**WHAT IS REQUIRED**. Copy out these entries line for line, leaving out the pictures.

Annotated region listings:

- - -

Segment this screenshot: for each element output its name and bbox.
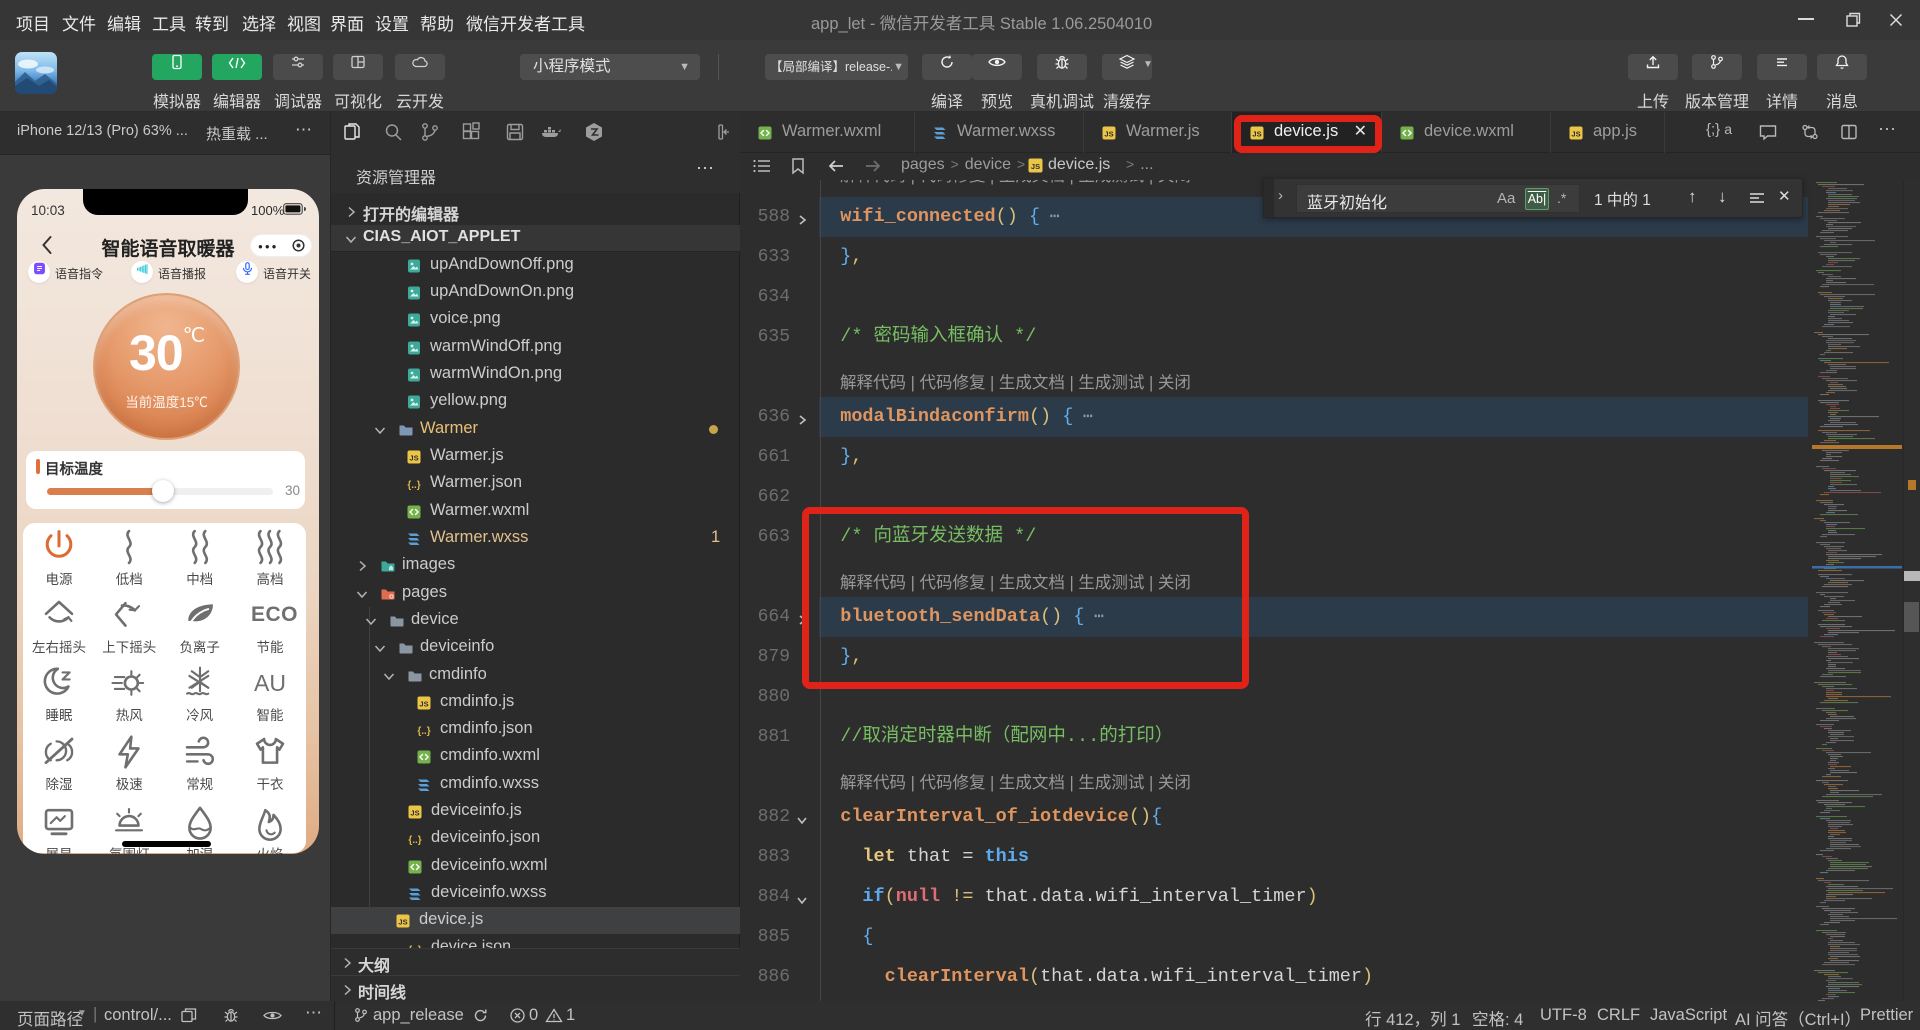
- svg-text:JS: JS: [1031, 162, 1040, 171]
- svg-text:JS: JS: [419, 699, 428, 708]
- svg-text:{..}: {..}: [408, 835, 421, 846]
- svg-text:{..}: {..}: [407, 480, 420, 491]
- svg-text:JS: JS: [1104, 130, 1113, 139]
- svg-text:JS: JS: [398, 918, 407, 927]
- svg-text:{..}: {..}: [417, 726, 430, 737]
- svg-text:JS: JS: [1571, 130, 1580, 139]
- svg-text:JS: JS: [409, 453, 418, 462]
- svg-text:JS: JS: [410, 809, 419, 818]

- - -

**RIGHT ANSWER**.
Segment this screenshot: for each element output its name and bbox.
- svg-text:JS: JS: [1031, 162, 1040, 171]
- svg-text:JS: JS: [419, 699, 428, 708]
- svg-text:{..}: {..}: [408, 835, 421, 846]
- svg-text:{..}: {..}: [407, 480, 420, 491]
- svg-text:JS: JS: [1104, 130, 1113, 139]
- svg-text:JS: JS: [398, 918, 407, 927]
- svg-text:{..}: {..}: [417, 726, 430, 737]
- svg-text:JS: JS: [1571, 130, 1580, 139]
- svg-text:JS: JS: [409, 453, 418, 462]
- svg-text:JS: JS: [410, 809, 419, 818]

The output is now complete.